### The exercise
Look through the records that follow. Copy every line containing the word "ylabel".

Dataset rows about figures
========

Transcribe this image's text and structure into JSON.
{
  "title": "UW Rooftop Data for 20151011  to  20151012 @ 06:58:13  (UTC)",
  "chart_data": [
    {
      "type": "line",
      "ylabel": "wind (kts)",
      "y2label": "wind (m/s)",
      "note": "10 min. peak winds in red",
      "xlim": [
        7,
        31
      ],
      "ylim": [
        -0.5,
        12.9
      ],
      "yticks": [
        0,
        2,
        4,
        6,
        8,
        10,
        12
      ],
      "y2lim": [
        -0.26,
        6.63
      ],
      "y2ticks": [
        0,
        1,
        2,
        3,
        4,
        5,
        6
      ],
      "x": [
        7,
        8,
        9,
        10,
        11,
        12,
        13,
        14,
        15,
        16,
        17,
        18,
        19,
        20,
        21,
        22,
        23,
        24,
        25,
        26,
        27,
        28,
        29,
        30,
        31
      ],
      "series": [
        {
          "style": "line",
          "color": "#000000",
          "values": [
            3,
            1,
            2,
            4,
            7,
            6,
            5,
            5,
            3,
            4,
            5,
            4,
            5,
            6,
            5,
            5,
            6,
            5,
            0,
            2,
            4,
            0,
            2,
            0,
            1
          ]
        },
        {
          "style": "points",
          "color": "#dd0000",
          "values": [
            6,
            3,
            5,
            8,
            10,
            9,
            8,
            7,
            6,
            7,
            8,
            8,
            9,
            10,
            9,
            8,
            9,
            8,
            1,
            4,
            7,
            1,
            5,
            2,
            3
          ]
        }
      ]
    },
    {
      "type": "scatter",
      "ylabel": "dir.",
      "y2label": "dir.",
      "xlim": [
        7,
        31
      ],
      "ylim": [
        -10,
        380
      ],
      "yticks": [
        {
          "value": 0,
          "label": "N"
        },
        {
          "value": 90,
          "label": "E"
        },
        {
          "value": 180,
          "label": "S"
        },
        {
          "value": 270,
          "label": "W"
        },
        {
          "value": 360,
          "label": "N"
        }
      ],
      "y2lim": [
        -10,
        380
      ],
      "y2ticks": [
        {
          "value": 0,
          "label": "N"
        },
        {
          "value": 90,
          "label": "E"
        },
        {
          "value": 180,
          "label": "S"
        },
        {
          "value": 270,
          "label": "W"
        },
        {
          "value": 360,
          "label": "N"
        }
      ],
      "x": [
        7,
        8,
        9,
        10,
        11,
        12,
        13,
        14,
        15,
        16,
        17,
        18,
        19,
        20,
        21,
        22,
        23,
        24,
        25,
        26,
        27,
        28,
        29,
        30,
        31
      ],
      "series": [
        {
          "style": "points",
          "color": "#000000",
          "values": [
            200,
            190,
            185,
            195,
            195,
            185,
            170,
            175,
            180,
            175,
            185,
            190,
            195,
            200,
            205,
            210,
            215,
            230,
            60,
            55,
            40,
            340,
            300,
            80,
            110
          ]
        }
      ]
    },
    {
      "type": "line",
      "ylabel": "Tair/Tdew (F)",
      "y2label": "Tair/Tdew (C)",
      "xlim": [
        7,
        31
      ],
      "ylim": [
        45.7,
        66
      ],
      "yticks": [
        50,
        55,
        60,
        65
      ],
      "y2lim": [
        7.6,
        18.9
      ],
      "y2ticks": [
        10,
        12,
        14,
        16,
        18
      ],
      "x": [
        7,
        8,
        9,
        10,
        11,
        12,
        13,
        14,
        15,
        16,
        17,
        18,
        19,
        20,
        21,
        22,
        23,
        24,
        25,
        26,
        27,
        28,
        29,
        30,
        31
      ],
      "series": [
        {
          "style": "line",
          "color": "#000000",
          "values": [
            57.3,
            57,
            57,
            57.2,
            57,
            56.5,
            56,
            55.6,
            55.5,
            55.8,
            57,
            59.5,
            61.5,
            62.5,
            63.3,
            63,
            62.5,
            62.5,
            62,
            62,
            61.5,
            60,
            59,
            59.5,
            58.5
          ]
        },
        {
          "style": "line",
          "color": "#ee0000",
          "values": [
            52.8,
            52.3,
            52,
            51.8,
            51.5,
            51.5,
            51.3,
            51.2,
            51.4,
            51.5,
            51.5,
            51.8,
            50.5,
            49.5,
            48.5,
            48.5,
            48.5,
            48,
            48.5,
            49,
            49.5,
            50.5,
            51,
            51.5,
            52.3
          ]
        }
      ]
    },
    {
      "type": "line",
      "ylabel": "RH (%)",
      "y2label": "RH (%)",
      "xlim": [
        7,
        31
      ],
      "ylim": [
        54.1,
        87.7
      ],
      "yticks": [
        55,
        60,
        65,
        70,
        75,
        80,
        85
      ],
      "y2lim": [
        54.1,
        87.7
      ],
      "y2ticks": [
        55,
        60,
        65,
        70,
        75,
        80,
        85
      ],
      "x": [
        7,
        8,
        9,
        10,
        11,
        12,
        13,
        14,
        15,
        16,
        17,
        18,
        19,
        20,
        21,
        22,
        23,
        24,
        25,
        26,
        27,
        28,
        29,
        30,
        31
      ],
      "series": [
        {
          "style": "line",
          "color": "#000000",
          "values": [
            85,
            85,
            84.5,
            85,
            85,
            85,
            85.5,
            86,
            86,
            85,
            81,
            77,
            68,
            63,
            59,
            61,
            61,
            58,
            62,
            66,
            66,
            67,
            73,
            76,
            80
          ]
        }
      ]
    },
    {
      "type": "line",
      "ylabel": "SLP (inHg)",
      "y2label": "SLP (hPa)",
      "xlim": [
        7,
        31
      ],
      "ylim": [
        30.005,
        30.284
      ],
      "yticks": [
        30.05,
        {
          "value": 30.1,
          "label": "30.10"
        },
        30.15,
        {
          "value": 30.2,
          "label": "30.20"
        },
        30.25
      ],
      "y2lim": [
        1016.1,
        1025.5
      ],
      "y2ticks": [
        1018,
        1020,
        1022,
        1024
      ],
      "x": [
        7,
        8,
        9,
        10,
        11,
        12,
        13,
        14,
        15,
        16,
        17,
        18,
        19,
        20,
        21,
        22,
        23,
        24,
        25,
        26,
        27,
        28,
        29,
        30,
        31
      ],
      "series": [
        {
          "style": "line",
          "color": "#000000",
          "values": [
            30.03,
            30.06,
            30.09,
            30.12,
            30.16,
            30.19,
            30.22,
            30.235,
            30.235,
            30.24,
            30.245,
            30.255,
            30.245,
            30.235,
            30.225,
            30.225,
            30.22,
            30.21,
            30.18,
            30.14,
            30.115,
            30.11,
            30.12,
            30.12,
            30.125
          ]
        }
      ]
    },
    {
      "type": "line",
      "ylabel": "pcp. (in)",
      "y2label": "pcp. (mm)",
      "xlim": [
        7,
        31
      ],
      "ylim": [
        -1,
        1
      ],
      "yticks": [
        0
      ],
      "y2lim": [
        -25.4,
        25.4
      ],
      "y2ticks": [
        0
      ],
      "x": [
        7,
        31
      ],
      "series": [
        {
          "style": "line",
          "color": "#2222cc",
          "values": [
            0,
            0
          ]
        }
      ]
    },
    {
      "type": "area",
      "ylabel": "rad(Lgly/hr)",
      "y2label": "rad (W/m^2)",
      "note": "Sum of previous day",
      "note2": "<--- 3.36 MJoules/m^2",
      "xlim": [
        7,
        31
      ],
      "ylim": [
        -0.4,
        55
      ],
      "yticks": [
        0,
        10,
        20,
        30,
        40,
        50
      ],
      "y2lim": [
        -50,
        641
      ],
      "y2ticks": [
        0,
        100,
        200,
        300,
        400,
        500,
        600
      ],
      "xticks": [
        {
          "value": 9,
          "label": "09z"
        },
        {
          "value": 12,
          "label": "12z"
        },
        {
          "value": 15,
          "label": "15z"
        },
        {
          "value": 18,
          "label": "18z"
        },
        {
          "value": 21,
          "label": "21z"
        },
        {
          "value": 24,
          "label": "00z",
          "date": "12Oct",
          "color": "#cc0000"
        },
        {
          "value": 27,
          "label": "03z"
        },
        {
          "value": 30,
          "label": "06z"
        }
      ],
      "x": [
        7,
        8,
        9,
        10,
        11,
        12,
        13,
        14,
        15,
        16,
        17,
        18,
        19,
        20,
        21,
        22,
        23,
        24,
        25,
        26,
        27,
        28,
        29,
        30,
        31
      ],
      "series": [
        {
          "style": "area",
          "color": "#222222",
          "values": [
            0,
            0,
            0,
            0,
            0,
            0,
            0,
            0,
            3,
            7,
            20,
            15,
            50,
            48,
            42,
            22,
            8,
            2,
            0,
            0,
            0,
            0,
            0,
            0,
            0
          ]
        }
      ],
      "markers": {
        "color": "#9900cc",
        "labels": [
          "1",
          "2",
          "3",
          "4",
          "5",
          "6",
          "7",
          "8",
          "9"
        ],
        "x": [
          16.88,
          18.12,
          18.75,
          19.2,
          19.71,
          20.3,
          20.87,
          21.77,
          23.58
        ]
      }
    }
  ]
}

========

### Answer below
      "ylabel": "wind (kts)",
      "ylabel": "dir.",
      "ylabel": "Tair/Tdew (F)",
      "ylabel": "RH (%)",
      "ylabel": "SLP (inHg)",
      "ylabel": "pcp. (in)",
      "ylabel": "rad(Lgly/hr)",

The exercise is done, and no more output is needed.